▸ WHAT IS REQUIRED
Tell how many lines in these records contain the string "title", with only the number as the reply.

▸ RECORDED INFORMATION
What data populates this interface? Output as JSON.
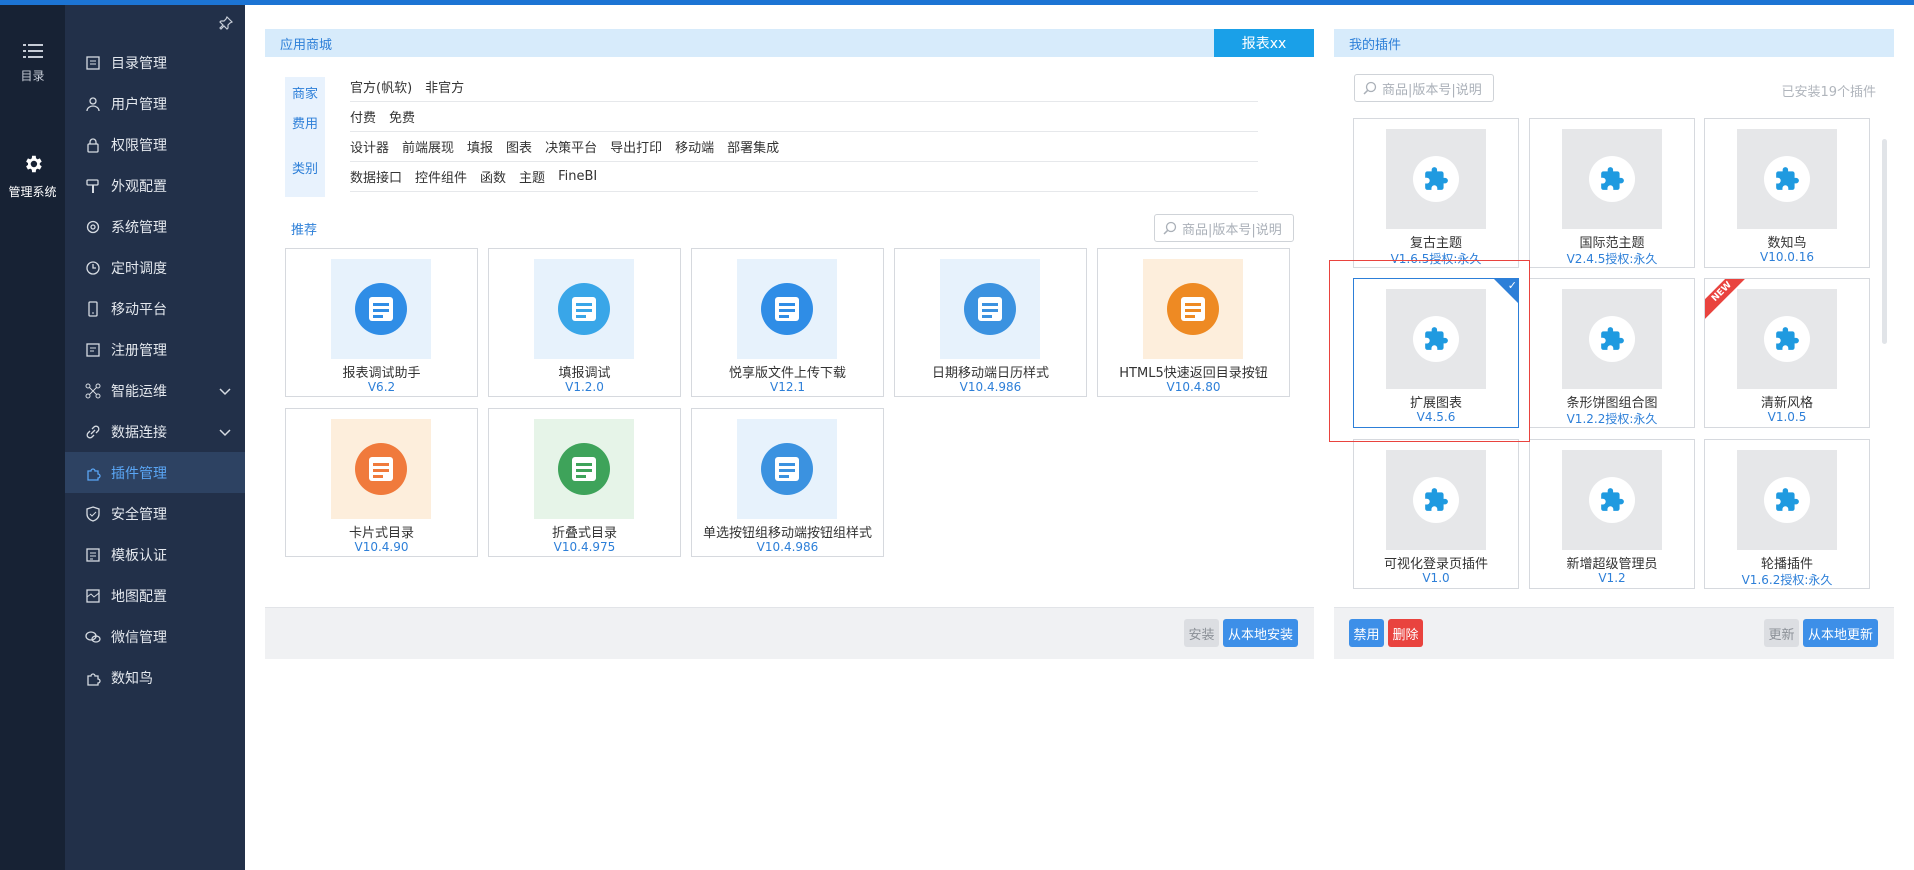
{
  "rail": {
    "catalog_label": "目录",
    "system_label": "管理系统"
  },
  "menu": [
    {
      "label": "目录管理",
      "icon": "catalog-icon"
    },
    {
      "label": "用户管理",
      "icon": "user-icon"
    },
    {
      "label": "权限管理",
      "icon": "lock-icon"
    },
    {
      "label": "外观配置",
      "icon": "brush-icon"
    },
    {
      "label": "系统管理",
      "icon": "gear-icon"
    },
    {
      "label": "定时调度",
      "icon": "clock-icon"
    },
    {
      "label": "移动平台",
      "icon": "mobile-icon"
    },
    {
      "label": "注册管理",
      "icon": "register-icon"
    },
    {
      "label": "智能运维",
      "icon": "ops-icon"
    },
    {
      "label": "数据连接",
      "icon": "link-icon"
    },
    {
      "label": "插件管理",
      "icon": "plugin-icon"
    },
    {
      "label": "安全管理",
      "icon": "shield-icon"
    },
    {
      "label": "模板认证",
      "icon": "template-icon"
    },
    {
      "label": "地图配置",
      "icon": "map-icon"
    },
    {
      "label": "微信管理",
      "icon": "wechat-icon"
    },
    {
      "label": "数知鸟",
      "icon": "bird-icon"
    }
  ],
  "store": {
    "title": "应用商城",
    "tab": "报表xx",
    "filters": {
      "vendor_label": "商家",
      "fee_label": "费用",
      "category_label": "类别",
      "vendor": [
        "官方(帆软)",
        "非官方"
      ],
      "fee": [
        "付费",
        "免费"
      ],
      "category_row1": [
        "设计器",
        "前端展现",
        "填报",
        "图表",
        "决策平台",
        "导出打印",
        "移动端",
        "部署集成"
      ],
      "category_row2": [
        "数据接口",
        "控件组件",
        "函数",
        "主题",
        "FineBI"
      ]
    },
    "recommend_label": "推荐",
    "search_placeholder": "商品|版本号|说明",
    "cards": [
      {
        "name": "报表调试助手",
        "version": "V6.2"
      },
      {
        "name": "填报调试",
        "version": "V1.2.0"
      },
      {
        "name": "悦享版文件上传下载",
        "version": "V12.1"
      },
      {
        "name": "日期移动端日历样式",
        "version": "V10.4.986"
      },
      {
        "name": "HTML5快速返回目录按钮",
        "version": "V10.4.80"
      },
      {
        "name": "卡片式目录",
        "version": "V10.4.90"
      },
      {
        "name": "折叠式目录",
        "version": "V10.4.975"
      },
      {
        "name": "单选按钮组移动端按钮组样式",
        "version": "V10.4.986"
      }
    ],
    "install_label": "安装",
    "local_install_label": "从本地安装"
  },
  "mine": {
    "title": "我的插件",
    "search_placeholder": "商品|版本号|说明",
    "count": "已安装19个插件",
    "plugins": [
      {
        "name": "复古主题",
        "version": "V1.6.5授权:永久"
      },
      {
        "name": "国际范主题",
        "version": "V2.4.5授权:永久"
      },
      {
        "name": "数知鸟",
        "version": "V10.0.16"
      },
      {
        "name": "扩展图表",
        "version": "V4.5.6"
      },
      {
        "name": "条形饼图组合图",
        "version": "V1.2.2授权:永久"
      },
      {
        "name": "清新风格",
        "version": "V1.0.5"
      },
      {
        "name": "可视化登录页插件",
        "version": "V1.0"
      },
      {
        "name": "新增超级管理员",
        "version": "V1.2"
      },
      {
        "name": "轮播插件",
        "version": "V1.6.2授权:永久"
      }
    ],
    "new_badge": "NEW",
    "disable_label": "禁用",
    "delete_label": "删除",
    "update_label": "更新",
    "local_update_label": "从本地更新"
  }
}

---

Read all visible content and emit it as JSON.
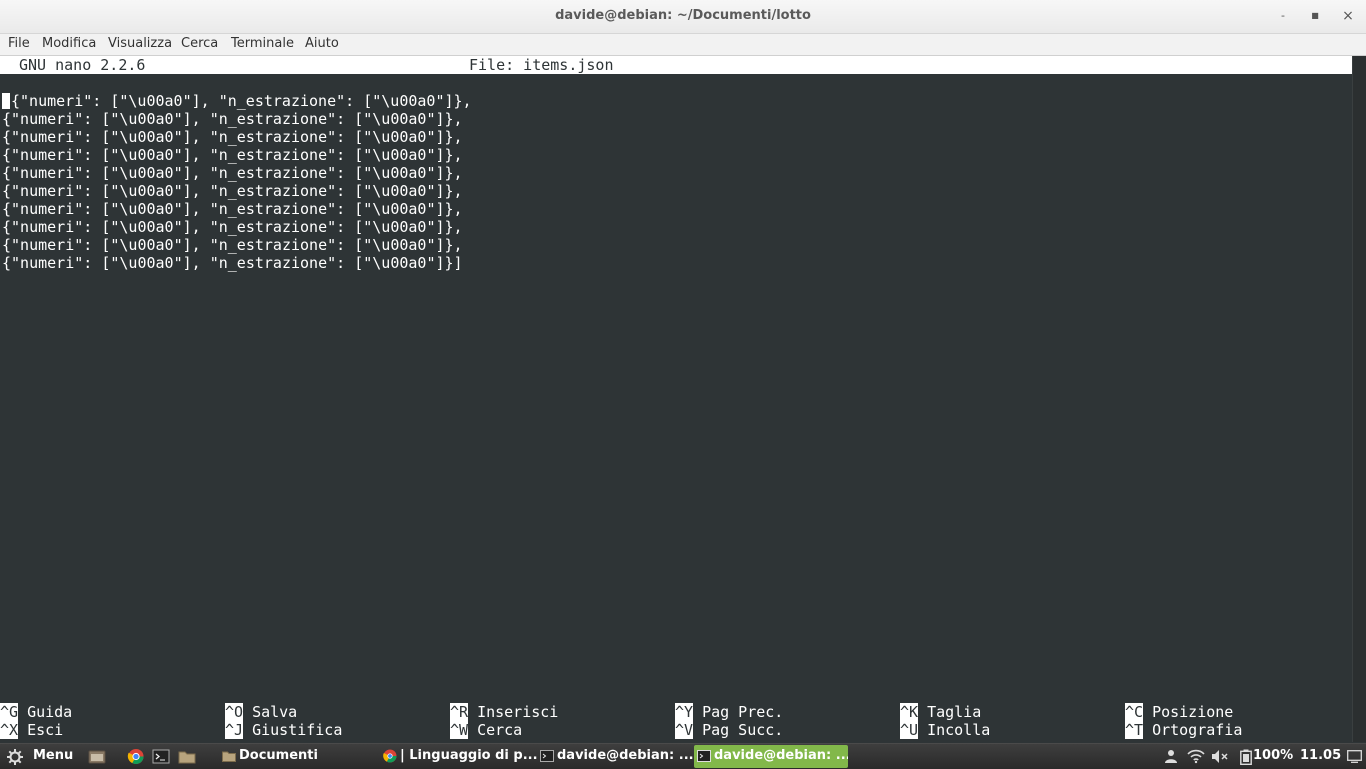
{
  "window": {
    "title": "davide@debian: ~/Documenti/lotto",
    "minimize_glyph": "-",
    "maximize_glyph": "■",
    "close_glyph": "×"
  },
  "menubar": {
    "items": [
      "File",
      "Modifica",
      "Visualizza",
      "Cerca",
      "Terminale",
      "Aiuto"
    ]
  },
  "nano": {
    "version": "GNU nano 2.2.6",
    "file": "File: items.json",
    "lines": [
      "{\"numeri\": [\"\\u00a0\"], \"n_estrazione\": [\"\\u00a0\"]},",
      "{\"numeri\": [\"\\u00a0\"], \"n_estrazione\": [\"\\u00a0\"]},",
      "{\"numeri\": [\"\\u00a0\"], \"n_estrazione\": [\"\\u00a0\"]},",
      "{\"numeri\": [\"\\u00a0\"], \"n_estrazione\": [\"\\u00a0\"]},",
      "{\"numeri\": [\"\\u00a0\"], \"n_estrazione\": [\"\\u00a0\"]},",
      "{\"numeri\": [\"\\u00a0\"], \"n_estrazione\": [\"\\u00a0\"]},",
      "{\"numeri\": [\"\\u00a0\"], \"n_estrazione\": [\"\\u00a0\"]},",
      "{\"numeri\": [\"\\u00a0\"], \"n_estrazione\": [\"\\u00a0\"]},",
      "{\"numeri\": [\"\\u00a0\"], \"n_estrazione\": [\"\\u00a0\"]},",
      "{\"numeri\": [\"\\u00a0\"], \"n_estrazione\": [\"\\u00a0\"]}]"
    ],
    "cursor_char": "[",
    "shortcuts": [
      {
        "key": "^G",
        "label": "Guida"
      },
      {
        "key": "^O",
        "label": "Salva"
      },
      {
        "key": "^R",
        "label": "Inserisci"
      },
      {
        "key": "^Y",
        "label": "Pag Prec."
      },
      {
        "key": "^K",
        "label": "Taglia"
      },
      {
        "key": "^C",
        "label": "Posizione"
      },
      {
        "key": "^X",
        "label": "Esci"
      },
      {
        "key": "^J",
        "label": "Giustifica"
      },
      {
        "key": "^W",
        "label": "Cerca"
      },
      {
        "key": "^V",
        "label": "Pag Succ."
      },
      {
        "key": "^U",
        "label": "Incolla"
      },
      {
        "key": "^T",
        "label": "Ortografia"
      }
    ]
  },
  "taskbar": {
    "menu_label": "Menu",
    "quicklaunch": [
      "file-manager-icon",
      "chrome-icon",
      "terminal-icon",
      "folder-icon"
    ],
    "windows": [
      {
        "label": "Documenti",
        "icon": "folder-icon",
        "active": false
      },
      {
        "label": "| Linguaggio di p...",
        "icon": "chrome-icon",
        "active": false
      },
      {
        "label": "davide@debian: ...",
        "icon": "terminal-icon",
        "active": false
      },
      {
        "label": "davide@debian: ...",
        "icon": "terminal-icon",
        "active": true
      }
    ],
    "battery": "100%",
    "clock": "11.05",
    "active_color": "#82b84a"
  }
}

▸ SOLUTION BELOW
3